## Start Task inputs

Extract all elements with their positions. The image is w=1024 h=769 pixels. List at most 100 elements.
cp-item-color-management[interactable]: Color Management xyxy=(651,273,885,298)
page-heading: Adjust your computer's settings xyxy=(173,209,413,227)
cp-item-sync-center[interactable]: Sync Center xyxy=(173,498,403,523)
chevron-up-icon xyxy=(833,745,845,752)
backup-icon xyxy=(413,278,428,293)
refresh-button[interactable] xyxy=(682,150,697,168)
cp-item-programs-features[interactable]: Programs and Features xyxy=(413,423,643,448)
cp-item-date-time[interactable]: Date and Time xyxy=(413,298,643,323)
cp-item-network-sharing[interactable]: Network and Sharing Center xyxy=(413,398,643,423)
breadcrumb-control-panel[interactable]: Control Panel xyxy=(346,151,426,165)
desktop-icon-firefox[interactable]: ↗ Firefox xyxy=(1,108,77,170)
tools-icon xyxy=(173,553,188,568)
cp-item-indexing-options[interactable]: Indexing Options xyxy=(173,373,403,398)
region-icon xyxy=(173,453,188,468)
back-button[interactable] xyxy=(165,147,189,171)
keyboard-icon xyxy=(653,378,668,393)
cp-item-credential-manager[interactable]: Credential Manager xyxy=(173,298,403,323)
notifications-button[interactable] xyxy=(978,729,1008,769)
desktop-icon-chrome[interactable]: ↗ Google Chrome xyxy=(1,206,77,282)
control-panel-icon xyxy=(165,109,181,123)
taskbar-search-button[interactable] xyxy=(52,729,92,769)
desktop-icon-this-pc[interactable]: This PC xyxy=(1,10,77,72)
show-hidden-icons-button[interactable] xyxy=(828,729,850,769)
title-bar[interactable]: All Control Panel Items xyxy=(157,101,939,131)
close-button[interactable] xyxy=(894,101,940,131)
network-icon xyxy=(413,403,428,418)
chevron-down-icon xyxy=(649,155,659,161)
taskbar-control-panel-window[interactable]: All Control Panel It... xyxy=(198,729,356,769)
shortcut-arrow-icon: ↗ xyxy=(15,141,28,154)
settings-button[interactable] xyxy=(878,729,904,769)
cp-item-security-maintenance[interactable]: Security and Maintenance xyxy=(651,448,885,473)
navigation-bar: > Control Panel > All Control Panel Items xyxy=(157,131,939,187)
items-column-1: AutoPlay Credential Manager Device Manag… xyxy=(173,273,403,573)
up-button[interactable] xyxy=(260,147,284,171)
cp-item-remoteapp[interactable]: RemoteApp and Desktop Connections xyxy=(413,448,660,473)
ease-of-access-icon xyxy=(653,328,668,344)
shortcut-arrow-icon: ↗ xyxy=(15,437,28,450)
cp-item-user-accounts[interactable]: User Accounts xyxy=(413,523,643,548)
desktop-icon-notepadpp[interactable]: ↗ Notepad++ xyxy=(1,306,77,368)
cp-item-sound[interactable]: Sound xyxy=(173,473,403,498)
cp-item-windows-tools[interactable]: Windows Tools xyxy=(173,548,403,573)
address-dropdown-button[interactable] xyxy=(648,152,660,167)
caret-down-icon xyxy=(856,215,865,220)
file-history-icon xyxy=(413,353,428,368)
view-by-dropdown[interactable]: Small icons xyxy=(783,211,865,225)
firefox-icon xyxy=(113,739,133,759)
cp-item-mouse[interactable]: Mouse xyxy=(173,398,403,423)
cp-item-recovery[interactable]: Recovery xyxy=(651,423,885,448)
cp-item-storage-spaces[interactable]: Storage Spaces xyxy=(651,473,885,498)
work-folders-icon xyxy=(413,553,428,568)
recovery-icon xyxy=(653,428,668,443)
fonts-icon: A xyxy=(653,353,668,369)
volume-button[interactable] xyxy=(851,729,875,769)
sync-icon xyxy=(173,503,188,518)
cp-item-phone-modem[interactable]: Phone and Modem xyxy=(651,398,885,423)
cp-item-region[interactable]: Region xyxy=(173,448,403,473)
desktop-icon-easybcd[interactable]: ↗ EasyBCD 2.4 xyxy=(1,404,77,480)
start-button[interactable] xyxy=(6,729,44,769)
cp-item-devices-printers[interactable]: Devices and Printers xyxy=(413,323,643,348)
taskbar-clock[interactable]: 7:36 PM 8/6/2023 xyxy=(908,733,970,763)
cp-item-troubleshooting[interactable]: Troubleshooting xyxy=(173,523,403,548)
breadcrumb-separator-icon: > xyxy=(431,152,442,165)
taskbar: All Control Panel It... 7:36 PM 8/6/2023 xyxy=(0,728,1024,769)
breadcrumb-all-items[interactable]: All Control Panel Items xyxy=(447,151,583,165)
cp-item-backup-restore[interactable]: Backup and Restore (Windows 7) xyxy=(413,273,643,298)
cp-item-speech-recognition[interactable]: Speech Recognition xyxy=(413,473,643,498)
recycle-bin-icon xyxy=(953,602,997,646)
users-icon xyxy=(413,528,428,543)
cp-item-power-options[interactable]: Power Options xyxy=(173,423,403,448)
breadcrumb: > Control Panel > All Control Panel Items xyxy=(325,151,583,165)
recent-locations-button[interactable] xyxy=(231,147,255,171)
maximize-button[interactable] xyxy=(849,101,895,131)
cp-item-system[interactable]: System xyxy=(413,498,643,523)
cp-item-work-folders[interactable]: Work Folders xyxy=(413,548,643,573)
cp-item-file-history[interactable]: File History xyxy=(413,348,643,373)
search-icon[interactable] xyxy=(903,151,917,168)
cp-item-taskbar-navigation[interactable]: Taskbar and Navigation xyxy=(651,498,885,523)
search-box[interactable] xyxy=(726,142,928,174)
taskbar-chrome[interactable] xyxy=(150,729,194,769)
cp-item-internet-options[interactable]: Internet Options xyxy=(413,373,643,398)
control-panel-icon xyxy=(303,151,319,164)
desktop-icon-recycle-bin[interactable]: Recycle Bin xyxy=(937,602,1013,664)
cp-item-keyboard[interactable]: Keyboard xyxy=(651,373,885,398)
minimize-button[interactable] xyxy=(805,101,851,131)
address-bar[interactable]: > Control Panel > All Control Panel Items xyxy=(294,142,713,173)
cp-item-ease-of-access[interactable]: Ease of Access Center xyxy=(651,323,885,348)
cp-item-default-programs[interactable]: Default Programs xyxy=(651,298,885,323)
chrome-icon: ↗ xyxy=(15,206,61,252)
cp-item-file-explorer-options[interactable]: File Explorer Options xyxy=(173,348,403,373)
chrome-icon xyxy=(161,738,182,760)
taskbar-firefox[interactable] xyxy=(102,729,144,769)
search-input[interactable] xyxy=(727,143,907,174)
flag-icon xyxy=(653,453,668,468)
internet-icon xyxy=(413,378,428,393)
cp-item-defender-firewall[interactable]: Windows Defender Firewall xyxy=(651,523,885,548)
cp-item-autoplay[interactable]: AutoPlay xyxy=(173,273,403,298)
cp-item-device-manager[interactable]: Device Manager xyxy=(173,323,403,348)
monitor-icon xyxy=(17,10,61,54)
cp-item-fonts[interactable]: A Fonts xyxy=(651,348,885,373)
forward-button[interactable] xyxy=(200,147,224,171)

## End Task inputs

Copy each of the items above line by line, exactly as it appears, without any changes.

Extract all elements with their positions. The image is w=1024 h=769 pixels. List at most 100 elements.
cp-item-color-management[interactable]: Color Management xyxy=(651,273,885,298)
page-heading: Adjust your computer's settings xyxy=(173,209,413,227)
cp-item-sync-center[interactable]: Sync Center xyxy=(173,498,403,523)
chevron-up-icon xyxy=(833,745,845,752)
backup-icon xyxy=(413,278,428,293)
refresh-button[interactable] xyxy=(682,150,697,168)
cp-item-programs-features[interactable]: Programs and Features xyxy=(413,423,643,448)
cp-item-date-time[interactable]: Date and Time xyxy=(413,298,643,323)
cp-item-network-sharing[interactable]: Network and Sharing Center xyxy=(413,398,643,423)
breadcrumb-control-panel[interactable]: Control Panel xyxy=(346,151,426,165)
desktop-icon-firefox[interactable]: ↗ Firefox xyxy=(1,108,77,170)
tools-icon xyxy=(173,553,188,568)
cp-item-indexing-options[interactable]: Indexing Options xyxy=(173,373,403,398)
region-icon xyxy=(173,453,188,468)
back-button[interactable] xyxy=(165,147,189,171)
keyboard-icon xyxy=(653,378,668,393)
cp-item-credential-manager[interactable]: Credential Manager xyxy=(173,298,403,323)
notifications-button[interactable] xyxy=(978,729,1008,769)
desktop-icon-chrome[interactable]: ↗ Google Chrome xyxy=(1,206,77,282)
control-panel-icon xyxy=(165,109,181,123)
taskbar-search-button[interactable] xyxy=(52,729,92,769)
desktop-icon-this-pc[interactable]: This PC xyxy=(1,10,77,72)
show-hidden-icons-button[interactable] xyxy=(828,729,850,769)
title-bar[interactable]: All Control Panel Items xyxy=(157,101,939,131)
close-button[interactable] xyxy=(894,101,940,131)
network-icon xyxy=(413,403,428,418)
chevron-down-icon xyxy=(649,155,659,161)
taskbar-control-panel-window[interactable]: All Control Panel It... xyxy=(198,729,356,769)
shortcut-arrow-icon: ↗ xyxy=(15,141,28,154)
settings-button[interactable] xyxy=(878,729,904,769)
cp-item-security-maintenance[interactable]: Security and Maintenance xyxy=(651,448,885,473)
navigation-bar: > Control Panel > All Control Panel Items xyxy=(157,131,939,187)
items-column-1: AutoPlay Credential Manager Device Manag… xyxy=(173,273,403,573)
up-button[interactable] xyxy=(260,147,284,171)
cp-item-remoteapp[interactable]: RemoteApp and Desktop Connections xyxy=(413,448,660,473)
ease-of-access-icon xyxy=(653,328,668,344)
shortcut-arrow-icon: ↗ xyxy=(15,437,28,450)
cp-item-user-accounts[interactable]: User Accounts xyxy=(413,523,643,548)
desktop-icon-notepadpp[interactable]: ↗ Notepad++ xyxy=(1,306,77,368)
cp-item-sound[interactable]: Sound xyxy=(173,473,403,498)
cp-item-windows-tools[interactable]: Windows Tools xyxy=(173,548,403,573)
address-dropdown-button[interactable] xyxy=(648,152,660,167)
caret-down-icon xyxy=(856,215,865,220)
file-history-icon xyxy=(413,353,428,368)
view-by-dropdown[interactable]: Small icons xyxy=(783,211,865,225)
firefox-icon xyxy=(113,739,133,759)
cp-item-mouse[interactable]: Mouse xyxy=(173,398,403,423)
cp-item-recovery[interactable]: Recovery xyxy=(651,423,885,448)
cp-item-storage-spaces[interactable]: Storage Spaces xyxy=(651,473,885,498)
work-folders-icon xyxy=(413,553,428,568)
recovery-icon xyxy=(653,428,668,443)
fonts-icon: A xyxy=(653,353,668,369)
volume-button[interactable] xyxy=(851,729,875,769)
sync-icon xyxy=(173,503,188,518)
cp-item-phone-modem[interactable]: Phone and Modem xyxy=(651,398,885,423)
cp-item-region[interactable]: Region xyxy=(173,448,403,473)
desktop-icon-easybcd[interactable]: ↗ EasyBCD 2.4 xyxy=(1,404,77,480)
start-button[interactable] xyxy=(6,729,44,769)
cp-item-devices-printers[interactable]: Devices and Printers xyxy=(413,323,643,348)
taskbar-clock[interactable]: 7:36 PM 8/6/2023 xyxy=(908,733,970,763)
cp-item-troubleshooting[interactable]: Troubleshooting xyxy=(173,523,403,548)
breadcrumb-separator-icon: > xyxy=(431,152,442,165)
taskbar: All Control Panel It... 7:36 PM 8/6/2023 xyxy=(0,728,1024,769)
breadcrumb-all-items[interactable]: All Control Panel Items xyxy=(447,151,583,165)
cp-item-backup-restore[interactable]: Backup and Restore (Windows 7) xyxy=(413,273,643,298)
cp-item-speech-recognition[interactable]: Speech Recognition xyxy=(413,473,643,498)
recycle-bin-icon xyxy=(953,602,997,646)
users-icon xyxy=(413,528,428,543)
cp-item-power-options[interactable]: Power Options xyxy=(173,423,403,448)
breadcrumb: > Control Panel > All Control Panel Items xyxy=(325,151,583,165)
recent-locations-button[interactable] xyxy=(231,147,255,171)
maximize-button[interactable] xyxy=(849,101,895,131)
cp-item-system[interactable]: System xyxy=(413,498,643,523)
cp-item-work-folders[interactable]: Work Folders xyxy=(413,548,643,573)
cp-item-file-history[interactable]: File History xyxy=(413,348,643,373)
search-icon[interactable] xyxy=(903,151,917,168)
cp-item-taskbar-navigation[interactable]: Taskbar and Navigation xyxy=(651,498,885,523)
search-box[interactable] xyxy=(726,142,928,174)
taskbar-chrome[interactable] xyxy=(150,729,194,769)
cp-item-internet-options[interactable]: Internet Options xyxy=(413,373,643,398)
control-panel-icon xyxy=(303,151,319,164)
desktop-icon-recycle-bin[interactable]: Recycle Bin xyxy=(937,602,1013,664)
cp-item-keyboard[interactable]: Keyboard xyxy=(651,373,885,398)
minimize-button[interactable] xyxy=(805,101,851,131)
address-bar[interactable]: > Control Panel > All Control Panel Items xyxy=(294,142,713,173)
cp-item-ease-of-access[interactable]: Ease of Access Center xyxy=(651,323,885,348)
cp-item-default-programs[interactable]: Default Programs xyxy=(651,298,885,323)
chrome-icon: ↗ xyxy=(15,206,61,252)
cp-item-file-explorer-options[interactable]: File Explorer Options xyxy=(173,348,403,373)
chrome-icon xyxy=(161,738,182,760)
taskbar-firefox[interactable] xyxy=(102,729,144,769)
search-input[interactable] xyxy=(727,143,907,174)
flag-icon xyxy=(653,453,668,468)
internet-icon xyxy=(413,378,428,393)
cp-item-defender-firewall[interactable]: Windows Defender Firewall xyxy=(651,523,885,548)
cp-item-autoplay[interactable]: AutoPlay xyxy=(173,273,403,298)
cp-item-device-manager[interactable]: Device Manager xyxy=(173,323,403,348)
monitor-icon xyxy=(17,10,61,54)
cp-item-fonts[interactable]: A Fonts xyxy=(651,348,885,373)
forward-button[interactable] xyxy=(200,147,224,171)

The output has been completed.